What the task requires
Keep only the lines of the listing that include the word "content", and copy them.
=== Records for this task ===
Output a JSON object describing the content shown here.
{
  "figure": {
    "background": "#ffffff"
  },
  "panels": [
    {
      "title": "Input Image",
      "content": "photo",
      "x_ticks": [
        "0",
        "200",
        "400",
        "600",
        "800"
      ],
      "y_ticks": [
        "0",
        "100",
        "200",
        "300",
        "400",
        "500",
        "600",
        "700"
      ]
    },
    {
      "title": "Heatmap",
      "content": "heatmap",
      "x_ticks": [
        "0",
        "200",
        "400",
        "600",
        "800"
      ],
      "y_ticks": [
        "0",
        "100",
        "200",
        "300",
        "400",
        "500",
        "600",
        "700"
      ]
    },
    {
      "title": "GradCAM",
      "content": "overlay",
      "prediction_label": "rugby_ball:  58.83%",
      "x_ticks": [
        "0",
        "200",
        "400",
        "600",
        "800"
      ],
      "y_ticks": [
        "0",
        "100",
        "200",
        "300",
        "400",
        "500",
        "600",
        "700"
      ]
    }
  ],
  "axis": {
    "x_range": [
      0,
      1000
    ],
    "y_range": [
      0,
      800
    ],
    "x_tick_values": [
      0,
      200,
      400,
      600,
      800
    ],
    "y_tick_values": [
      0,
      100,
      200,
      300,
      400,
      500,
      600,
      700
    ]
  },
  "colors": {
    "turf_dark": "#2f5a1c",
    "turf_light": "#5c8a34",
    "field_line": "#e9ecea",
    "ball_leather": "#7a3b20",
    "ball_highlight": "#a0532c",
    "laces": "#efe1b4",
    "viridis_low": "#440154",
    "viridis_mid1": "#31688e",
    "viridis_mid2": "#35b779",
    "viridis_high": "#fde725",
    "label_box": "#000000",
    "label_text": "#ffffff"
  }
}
===
Task solution
Output a JSON object describing the content shown here.
      "content": "photo",
      "content": "heatmap",
      "content": "overlay",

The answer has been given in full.